## [What is asked]
Only lines holding the word "capita" should be copied from the material.

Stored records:
▬▬▬
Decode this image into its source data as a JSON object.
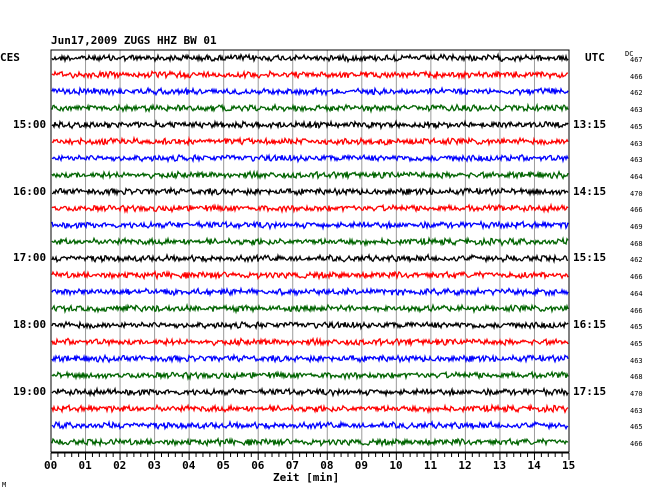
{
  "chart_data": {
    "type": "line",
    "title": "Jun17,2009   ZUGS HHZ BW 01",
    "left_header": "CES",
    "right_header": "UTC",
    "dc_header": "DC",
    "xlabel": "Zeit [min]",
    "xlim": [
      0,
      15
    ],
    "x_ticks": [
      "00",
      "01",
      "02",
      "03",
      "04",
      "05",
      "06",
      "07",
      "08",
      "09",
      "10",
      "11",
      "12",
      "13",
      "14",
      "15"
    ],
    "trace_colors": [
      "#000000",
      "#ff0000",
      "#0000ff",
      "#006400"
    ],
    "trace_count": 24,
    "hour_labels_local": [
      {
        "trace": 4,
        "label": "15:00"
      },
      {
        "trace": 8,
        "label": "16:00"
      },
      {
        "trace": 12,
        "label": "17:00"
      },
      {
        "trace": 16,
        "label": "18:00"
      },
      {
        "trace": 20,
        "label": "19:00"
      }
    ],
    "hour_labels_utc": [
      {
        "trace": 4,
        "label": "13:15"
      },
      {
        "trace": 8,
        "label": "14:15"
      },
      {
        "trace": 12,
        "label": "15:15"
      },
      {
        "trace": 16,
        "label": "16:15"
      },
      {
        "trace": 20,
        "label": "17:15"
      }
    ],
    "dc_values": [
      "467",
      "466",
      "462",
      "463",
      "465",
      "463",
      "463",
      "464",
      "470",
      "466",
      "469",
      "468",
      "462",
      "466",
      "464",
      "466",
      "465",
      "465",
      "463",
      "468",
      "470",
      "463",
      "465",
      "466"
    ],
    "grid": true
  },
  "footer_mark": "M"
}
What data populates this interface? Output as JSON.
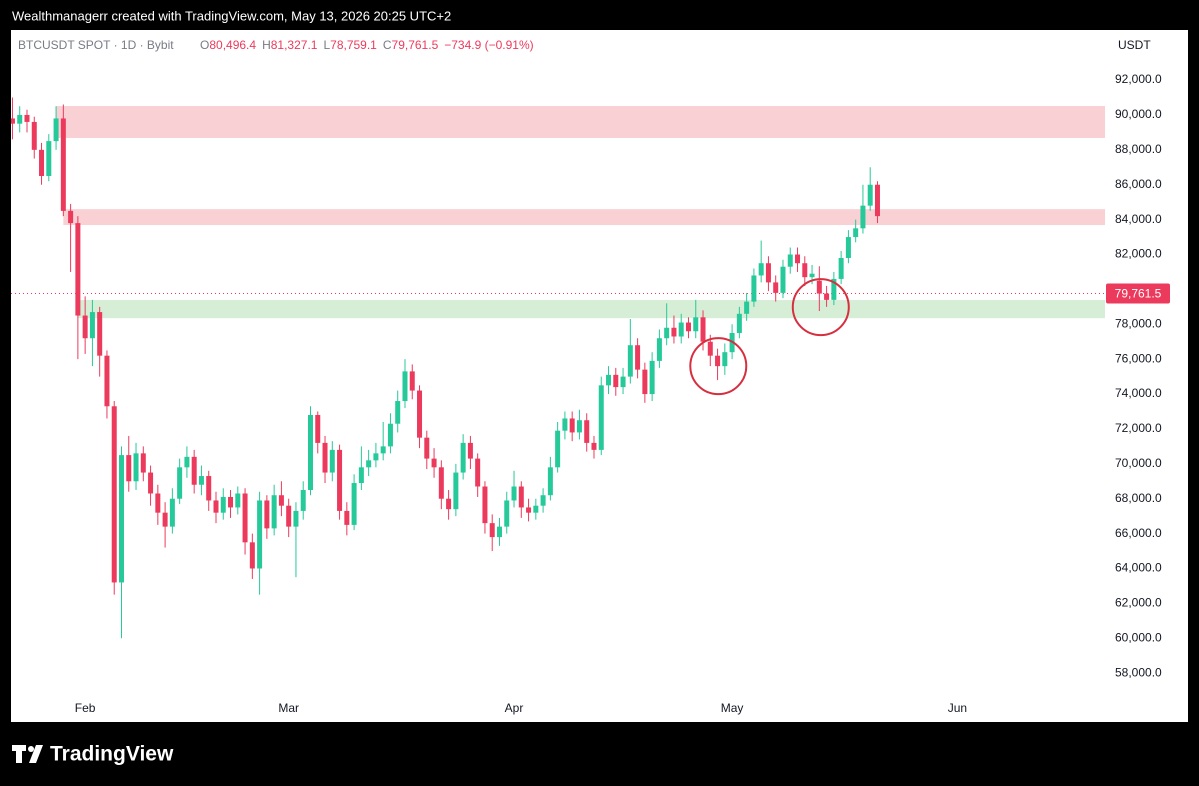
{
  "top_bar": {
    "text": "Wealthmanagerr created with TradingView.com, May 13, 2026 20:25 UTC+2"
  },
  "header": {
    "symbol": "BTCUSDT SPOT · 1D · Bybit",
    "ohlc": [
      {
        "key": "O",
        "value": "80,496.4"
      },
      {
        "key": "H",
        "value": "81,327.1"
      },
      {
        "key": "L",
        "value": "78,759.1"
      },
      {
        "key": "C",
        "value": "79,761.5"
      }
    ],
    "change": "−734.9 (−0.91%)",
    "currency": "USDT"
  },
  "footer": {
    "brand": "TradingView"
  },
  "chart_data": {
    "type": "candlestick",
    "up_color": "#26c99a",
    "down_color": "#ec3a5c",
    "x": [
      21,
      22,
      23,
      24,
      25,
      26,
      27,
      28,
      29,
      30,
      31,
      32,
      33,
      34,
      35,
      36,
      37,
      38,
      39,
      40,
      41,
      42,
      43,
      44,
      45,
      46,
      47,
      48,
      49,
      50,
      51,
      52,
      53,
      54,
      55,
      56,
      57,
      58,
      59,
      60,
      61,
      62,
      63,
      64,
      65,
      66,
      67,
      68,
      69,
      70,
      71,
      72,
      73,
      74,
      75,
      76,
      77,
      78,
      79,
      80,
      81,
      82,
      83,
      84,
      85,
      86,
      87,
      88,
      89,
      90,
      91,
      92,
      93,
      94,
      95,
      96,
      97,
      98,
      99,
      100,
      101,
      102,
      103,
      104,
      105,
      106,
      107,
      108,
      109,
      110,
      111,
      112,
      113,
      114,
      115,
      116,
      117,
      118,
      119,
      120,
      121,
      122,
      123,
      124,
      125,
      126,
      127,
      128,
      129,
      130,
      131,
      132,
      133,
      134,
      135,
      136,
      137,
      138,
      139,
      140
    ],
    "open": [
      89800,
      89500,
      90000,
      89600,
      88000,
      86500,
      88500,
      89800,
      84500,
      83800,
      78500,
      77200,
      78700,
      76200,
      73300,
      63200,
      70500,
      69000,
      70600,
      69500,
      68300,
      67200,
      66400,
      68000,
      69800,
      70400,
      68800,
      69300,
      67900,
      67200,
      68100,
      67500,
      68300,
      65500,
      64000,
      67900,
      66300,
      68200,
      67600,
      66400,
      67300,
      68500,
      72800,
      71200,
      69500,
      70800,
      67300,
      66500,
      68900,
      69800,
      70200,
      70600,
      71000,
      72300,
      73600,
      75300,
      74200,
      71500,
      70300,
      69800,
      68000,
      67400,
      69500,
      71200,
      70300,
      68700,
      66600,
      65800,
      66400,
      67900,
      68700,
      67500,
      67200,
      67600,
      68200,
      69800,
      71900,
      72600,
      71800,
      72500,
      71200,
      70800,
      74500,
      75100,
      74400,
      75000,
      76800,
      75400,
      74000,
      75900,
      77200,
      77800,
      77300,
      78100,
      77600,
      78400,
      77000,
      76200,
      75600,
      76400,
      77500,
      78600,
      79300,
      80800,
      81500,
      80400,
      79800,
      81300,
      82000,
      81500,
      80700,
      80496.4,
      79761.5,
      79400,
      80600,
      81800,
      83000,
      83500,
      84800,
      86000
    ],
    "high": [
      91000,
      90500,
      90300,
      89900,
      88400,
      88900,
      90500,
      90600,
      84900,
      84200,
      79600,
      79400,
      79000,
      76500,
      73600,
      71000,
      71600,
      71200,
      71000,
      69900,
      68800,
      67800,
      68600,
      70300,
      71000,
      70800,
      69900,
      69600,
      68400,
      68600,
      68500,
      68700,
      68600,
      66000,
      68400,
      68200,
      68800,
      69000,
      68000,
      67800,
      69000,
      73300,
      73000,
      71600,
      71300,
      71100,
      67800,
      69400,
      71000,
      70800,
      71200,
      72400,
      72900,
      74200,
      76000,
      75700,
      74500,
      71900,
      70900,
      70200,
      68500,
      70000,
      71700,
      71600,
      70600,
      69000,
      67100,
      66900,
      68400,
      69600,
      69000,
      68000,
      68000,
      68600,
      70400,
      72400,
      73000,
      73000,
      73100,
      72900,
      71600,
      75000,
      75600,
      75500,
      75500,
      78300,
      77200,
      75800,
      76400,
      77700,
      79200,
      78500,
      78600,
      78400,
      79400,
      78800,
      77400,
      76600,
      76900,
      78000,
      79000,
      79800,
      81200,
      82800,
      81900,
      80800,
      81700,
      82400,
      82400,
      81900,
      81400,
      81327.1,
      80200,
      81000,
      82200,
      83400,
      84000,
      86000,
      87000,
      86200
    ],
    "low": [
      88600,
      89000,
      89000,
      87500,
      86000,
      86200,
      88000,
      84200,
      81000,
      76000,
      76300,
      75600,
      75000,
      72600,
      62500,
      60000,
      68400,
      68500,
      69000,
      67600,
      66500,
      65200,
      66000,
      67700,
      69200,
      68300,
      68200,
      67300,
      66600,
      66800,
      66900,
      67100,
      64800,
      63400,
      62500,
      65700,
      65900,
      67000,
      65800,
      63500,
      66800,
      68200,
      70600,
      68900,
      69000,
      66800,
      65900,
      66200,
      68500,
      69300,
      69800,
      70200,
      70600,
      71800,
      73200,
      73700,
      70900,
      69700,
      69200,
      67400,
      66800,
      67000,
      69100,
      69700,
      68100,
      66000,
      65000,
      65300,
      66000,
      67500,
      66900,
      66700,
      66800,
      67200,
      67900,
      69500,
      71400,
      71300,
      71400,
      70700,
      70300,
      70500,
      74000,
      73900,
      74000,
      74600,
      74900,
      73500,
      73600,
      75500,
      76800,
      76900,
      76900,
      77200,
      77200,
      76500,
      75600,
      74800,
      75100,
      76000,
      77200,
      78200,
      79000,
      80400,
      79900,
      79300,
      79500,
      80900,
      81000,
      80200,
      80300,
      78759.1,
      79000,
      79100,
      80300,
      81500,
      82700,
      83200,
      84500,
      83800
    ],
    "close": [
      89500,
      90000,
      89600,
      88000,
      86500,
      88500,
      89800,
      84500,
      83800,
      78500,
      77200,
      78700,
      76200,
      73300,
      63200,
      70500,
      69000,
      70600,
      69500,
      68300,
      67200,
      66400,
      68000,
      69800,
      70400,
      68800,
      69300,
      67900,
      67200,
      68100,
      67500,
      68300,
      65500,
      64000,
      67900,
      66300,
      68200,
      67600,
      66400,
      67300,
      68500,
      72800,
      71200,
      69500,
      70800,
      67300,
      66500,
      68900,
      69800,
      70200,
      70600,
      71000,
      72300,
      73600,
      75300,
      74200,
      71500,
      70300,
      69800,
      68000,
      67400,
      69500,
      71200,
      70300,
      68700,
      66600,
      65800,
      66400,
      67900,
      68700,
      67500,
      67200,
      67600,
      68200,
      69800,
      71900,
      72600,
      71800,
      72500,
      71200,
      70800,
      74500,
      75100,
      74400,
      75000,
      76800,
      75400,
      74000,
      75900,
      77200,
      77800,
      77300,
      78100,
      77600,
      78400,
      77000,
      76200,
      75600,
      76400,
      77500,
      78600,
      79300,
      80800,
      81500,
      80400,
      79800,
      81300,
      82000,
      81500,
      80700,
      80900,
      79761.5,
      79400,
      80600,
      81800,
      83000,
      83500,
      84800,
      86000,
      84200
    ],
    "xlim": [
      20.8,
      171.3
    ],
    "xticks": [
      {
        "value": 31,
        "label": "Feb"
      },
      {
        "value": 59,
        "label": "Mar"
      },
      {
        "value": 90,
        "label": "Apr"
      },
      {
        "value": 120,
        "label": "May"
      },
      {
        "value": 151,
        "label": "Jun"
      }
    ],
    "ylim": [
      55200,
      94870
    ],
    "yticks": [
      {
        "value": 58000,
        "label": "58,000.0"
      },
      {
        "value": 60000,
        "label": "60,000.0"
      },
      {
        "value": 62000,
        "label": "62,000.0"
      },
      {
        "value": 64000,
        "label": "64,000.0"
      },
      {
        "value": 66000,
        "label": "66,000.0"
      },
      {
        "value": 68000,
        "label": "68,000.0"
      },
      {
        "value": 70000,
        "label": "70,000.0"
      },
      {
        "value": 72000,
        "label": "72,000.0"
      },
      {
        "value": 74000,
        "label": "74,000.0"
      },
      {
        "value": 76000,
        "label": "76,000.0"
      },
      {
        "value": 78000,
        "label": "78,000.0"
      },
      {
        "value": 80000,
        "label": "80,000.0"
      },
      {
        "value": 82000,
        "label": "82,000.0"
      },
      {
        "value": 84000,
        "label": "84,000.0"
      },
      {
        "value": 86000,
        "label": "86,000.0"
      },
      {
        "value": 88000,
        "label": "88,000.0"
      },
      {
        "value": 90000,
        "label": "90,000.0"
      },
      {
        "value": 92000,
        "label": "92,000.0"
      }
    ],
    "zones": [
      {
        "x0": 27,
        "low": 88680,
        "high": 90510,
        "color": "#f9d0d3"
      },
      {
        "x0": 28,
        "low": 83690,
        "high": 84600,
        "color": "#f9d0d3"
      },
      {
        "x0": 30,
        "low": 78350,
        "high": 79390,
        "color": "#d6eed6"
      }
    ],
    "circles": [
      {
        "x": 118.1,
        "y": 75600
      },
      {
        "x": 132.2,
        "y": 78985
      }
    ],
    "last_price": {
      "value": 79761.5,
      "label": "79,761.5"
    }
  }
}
▬▬▬
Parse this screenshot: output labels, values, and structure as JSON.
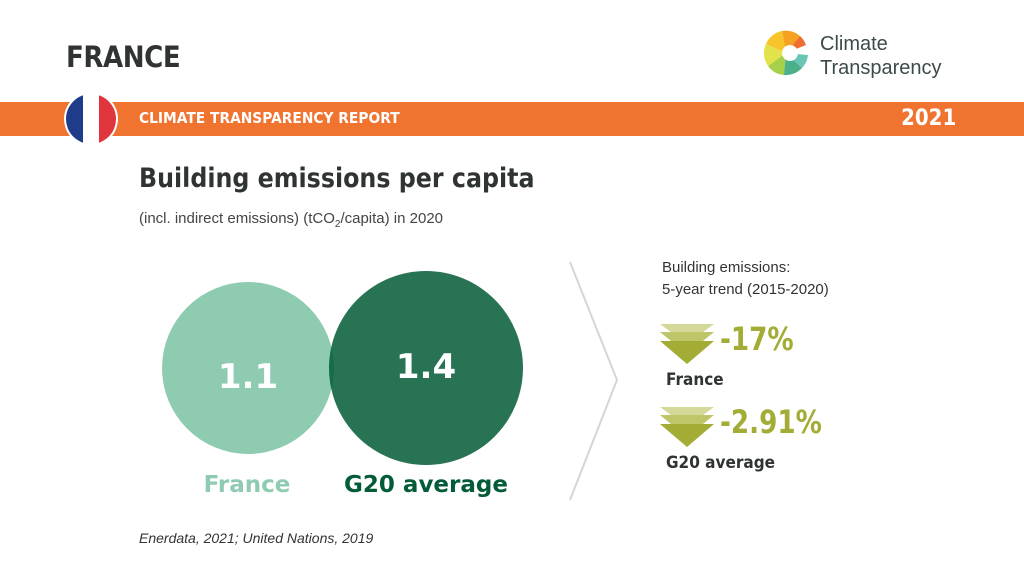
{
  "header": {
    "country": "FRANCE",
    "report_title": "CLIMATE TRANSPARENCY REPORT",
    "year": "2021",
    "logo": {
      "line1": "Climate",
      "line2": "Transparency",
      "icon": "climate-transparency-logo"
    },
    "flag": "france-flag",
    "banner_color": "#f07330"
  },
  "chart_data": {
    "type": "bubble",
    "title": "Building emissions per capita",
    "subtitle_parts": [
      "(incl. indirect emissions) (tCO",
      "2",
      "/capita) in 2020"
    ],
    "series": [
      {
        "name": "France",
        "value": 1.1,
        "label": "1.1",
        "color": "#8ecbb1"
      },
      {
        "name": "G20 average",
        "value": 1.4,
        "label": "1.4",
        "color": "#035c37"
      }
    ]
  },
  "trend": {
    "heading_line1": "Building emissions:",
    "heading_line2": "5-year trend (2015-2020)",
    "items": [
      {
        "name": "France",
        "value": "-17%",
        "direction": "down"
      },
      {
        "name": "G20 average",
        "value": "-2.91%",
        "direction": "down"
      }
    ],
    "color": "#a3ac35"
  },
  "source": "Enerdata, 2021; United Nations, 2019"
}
▬▬▬
## [Reply]
    "title": "Building emissions per capita",
      "/capita) in 2020"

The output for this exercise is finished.